> Objective
Exactly as they appear, output all of the entries.

> Records shown
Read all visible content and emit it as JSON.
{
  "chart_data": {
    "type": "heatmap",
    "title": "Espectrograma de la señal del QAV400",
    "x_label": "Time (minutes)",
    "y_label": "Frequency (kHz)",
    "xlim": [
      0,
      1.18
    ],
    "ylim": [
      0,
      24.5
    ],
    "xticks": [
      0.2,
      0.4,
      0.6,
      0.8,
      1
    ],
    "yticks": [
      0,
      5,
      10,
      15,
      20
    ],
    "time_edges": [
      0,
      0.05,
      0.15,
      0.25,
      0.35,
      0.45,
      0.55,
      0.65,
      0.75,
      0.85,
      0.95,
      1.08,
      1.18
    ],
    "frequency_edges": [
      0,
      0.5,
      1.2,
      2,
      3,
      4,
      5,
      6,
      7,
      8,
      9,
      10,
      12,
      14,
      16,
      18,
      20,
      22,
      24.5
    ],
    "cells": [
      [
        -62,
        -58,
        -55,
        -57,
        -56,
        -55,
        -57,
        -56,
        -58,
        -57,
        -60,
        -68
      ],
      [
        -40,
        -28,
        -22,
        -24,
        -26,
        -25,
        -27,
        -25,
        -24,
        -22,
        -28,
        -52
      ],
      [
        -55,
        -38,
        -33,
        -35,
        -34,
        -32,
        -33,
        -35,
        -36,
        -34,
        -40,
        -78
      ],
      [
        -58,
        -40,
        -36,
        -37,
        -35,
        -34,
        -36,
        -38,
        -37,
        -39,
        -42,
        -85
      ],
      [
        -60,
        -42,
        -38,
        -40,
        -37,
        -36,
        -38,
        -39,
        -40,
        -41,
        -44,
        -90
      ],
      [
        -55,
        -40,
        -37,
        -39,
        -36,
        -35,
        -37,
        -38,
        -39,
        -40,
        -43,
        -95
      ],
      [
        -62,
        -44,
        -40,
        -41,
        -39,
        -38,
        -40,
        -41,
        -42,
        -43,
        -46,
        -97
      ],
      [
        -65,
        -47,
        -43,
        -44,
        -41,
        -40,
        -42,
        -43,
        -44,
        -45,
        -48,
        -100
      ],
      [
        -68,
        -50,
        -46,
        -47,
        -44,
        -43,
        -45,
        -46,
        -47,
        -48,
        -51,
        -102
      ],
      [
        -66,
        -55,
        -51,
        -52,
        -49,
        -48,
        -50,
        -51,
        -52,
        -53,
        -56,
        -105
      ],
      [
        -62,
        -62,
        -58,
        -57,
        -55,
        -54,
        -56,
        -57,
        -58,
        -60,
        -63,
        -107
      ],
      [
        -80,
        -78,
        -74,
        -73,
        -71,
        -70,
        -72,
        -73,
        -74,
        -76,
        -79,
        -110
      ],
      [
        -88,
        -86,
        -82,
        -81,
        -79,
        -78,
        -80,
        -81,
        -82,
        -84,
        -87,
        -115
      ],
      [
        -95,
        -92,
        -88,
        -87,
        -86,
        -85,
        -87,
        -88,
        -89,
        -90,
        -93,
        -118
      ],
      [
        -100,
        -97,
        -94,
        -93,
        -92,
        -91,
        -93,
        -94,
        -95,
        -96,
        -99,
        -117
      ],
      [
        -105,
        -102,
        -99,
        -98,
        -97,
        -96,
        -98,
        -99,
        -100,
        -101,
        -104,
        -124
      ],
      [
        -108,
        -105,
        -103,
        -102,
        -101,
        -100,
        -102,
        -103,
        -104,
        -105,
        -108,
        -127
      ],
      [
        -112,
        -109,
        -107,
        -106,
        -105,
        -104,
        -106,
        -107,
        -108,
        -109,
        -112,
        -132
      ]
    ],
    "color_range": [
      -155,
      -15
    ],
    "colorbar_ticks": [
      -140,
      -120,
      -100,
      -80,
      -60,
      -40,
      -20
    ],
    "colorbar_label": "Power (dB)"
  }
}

> Output of the exercise
Read all visible content and emit it as JSON.
{
  "chart_data": {
    "type": "heatmap",
    "title": "Espectrograma de la señal del QAV400",
    "x_label": "Time (minutes)",
    "y_label": "Frequency (kHz)",
    "xlim": [
      0,
      1.18
    ],
    "ylim": [
      0,
      24.5
    ],
    "xticks": [
      0.2,
      0.4,
      0.6,
      0.8,
      1
    ],
    "yticks": [
      0,
      5,
      10,
      15,
      20
    ],
    "time_edges": [
      0,
      0.05,
      0.15,
      0.25,
      0.35,
      0.45,
      0.55,
      0.65,
      0.75,
      0.85,
      0.95,
      1.08,
      1.18
    ],
    "frequency_edges": [
      0,
      0.5,
      1.2,
      2,
      3,
      4,
      5,
      6,
      7,
      8,
      9,
      10,
      12,
      14,
      16,
      18,
      20,
      22,
      24.5
    ],
    "cells": [
      [
        -62,
        -58,
        -55,
        -57,
        -56,
        -55,
        -57,
        -56,
        -58,
        -57,
        -60,
        -68
      ],
      [
        -40,
        -28,
        -22,
        -24,
        -26,
        -25,
        -27,
        -25,
        -24,
        -22,
        -28,
        -52
      ],
      [
        -55,
        -38,
        -33,
        -35,
        -34,
        -32,
        -33,
        -35,
        -36,
        -34,
        -40,
        -78
      ],
      [
        -58,
        -40,
        -36,
        -37,
        -35,
        -34,
        -36,
        -38,
        -37,
        -39,
        -42,
        -85
      ],
      [
        -60,
        -42,
        -38,
        -40,
        -37,
        -36,
        -38,
        -39,
        -40,
        -41,
        -44,
        -90
      ],
      [
        -55,
        -40,
        -37,
        -39,
        -36,
        -35,
        -37,
        -38,
        -39,
        -40,
        -43,
        -95
      ],
      [
        -62,
        -44,
        -40,
        -41,
        -39,
        -38,
        -40,
        -41,
        -42,
        -43,
        -46,
        -97
      ],
      [
        -65,
        -47,
        -43,
        -44,
        -41,
        -40,
        -42,
        -43,
        -44,
        -45,
        -48,
        -100
      ],
      [
        -68,
        -50,
        -46,
        -47,
        -44,
        -43,
        -45,
        -46,
        -47,
        -48,
        -51,
        -102
      ],
      [
        -66,
        -55,
        -51,
        -52,
        -49,
        -48,
        -50,
        -51,
        -52,
        -53,
        -56,
        -105
      ],
      [
        -62,
        -62,
        -58,
        -57,
        -55,
        -54,
        -56,
        -57,
        -58,
        -60,
        -63,
        -107
      ],
      [
        -80,
        -78,
        -74,
        -73,
        -71,
        -70,
        -72,
        -73,
        -74,
        -76,
        -79,
        -110
      ],
      [
        -88,
        -86,
        -82,
        -81,
        -79,
        -78,
        -80,
        -81,
        -82,
        -84,
        -87,
        -115
      ],
      [
        -95,
        -92,
        -88,
        -87,
        -86,
        -85,
        -87,
        -88,
        -89,
        -90,
        -93,
        -118
      ],
      [
        -100,
        -97,
        -94,
        -93,
        -92,
        -91,
        -93,
        -94,
        -95,
        -96,
        -99,
        -117
      ],
      [
        -105,
        -102,
        -99,
        -98,
        -97,
        -96,
        -98,
        -99,
        -100,
        -101,
        -104,
        -124
      ],
      [
        -108,
        -105,
        -103,
        -102,
        -101,
        -100,
        -102,
        -103,
        -104,
        -105,
        -108,
        -127
      ],
      [
        -112,
        -109,
        -107,
        -106,
        -105,
        -104,
        -106,
        -107,
        -108,
        -109,
        -112,
        -132
      ]
    ],
    "color_range": [
      -155,
      -15
    ],
    "colorbar_ticks": [
      -140,
      -120,
      -100,
      -80,
      -60,
      -40,
      -20
    ],
    "colorbar_label": "Power (dB)"
  }
}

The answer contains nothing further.